Goal: In the data below, find every line with the string "does" and pull it out.

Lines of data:
- - -

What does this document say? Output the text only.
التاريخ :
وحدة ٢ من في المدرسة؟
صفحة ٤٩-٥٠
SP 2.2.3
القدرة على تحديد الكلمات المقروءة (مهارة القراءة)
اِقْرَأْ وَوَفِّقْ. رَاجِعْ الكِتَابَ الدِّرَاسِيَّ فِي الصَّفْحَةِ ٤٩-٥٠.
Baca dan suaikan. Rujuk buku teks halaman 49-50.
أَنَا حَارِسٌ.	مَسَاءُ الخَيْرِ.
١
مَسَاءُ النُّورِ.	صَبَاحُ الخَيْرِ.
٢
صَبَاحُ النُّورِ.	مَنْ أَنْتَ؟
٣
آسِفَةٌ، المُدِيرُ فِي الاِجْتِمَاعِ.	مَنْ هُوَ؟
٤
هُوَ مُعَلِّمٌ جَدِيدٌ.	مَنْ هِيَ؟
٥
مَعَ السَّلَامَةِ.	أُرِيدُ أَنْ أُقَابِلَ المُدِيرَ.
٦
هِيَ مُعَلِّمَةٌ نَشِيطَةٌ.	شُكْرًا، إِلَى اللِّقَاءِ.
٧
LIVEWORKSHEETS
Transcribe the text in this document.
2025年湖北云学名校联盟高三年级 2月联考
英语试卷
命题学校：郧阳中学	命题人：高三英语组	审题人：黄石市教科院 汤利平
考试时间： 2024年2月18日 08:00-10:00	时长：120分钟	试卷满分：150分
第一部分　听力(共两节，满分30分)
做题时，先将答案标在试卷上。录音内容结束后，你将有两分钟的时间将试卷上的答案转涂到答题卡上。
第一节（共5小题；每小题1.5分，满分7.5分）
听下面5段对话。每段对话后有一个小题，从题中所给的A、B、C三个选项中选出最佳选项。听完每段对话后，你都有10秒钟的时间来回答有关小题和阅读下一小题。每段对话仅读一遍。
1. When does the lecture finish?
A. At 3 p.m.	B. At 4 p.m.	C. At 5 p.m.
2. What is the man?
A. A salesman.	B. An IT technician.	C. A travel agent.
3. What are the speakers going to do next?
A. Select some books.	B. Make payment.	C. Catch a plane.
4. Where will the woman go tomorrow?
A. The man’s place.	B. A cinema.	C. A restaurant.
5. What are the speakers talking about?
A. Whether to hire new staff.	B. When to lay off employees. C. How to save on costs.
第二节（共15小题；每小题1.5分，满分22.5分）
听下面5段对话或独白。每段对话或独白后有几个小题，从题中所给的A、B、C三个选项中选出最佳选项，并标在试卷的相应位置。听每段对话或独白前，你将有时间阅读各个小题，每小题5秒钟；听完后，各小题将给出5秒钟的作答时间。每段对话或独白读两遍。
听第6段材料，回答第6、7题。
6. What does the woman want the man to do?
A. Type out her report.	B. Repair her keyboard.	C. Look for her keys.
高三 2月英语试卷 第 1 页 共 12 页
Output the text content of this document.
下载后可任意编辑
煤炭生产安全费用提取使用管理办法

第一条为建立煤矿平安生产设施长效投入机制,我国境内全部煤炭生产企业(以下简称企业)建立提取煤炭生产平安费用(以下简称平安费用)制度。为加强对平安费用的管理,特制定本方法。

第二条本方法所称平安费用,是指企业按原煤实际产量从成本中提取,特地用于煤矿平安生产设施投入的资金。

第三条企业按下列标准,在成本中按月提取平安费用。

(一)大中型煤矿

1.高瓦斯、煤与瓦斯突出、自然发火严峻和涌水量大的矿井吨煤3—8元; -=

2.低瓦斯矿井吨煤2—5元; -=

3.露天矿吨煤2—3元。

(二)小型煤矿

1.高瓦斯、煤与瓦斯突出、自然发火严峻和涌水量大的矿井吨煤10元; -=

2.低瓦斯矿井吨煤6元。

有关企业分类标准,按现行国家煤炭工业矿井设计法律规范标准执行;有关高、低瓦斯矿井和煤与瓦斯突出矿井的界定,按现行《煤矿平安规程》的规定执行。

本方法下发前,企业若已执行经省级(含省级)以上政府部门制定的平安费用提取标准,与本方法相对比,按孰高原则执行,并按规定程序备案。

- - -

Exercise output:
What does this document say? Output the text only.
1. When does the lecture finish?
6. What does the woman want the man to do?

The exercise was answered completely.